**GOAL OF THE EXERCISE**: Print each line of the listing once more, precisely as given.

**RECORDED DATA**:
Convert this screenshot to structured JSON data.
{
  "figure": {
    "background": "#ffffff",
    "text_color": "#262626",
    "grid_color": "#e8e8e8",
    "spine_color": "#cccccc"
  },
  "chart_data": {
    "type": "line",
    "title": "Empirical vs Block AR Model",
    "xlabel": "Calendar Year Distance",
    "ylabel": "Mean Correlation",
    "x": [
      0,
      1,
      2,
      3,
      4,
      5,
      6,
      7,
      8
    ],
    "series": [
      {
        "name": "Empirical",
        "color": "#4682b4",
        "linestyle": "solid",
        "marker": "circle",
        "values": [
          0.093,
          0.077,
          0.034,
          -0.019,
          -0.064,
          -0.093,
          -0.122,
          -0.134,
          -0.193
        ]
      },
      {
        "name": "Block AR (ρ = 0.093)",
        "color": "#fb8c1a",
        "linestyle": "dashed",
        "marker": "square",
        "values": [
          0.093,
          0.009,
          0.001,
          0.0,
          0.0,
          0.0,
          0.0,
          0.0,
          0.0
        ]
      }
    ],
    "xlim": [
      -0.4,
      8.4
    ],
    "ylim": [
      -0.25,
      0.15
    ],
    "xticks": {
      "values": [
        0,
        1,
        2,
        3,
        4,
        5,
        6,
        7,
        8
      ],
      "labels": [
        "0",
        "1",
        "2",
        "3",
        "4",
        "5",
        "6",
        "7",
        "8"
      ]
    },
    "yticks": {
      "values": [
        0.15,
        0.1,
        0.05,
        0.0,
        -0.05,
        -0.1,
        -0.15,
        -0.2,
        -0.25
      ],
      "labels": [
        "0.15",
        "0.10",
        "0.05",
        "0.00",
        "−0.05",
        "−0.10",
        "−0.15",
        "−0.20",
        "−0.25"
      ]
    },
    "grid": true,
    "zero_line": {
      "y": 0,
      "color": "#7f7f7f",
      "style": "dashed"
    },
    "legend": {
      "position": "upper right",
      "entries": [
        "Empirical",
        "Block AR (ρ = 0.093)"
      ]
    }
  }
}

**CORRECT RESULT**:
Convert this screenshot to structured JSON data.
{
  "figure": {
    "background": "#ffffff",
    "text_color": "#262626",
    "grid_color": "#e8e8e8",
    "spine_color": "#cccccc"
  },
  "chart_data": {
    "type": "line",
    "title": "Empirical vs Block AR Model",
    "xlabel": "Calendar Year Distance",
    "ylabel": "Mean Correlation",
    "x": [
      0,
      1,
      2,
      3,
      4,
      5,
      6,
      7,
      8
    ],
    "series": [
      {
        "name": "Empirical",
        "color": "#4682b4",
        "linestyle": "solid",
        "marker": "circle",
        "values": [
          0.093,
          0.077,
          0.034,
          -0.019,
          -0.064,
          -0.093,
          -0.122,
          -0.134,
          -0.193
        ]
      },
      {
        "name": "Block AR (ρ = 0.093)",
        "color": "#fb8c1a",
        "linestyle": "dashed",
        "marker": "square",
        "values": [
          0.093,
          0.009,
          0.001,
          0.0,
          0.0,
          0.0,
          0.0,
          0.0,
          0.0
        ]
      }
    ],
    "xlim": [
      -0.4,
      8.4
    ],
    "ylim": [
      -0.25,
      0.15
    ],
    "xticks": {
      "values": [
        0,
        1,
        2,
        3,
        4,
        5,
        6,
        7,
        8
      ],
      "labels": [
        "0",
        "1",
        "2",
        "3",
        "4",
        "5",
        "6",
        "7",
        "8"
      ]
    },
    "yticks": {
      "values": [
        0.15,
        0.1,
        0.05,
        0.0,
        -0.05,
        -0.1,
        -0.15,
        -0.2,
        -0.25
      ],
      "labels": [
        "0.15",
        "0.10",
        "0.05",
        "0.00",
        "−0.05",
        "−0.10",
        "−0.15",
        "−0.20",
        "−0.25"
      ]
    },
    "grid": true,
    "zero_line": {
      "y": 0,
      "color": "#7f7f7f",
      "style": "dashed"
    },
    "legend": {
      "position": "upper right",
      "entries": [
        "Empirical",
        "Block AR (ρ = 0.093)"
      ]
    }
  }
}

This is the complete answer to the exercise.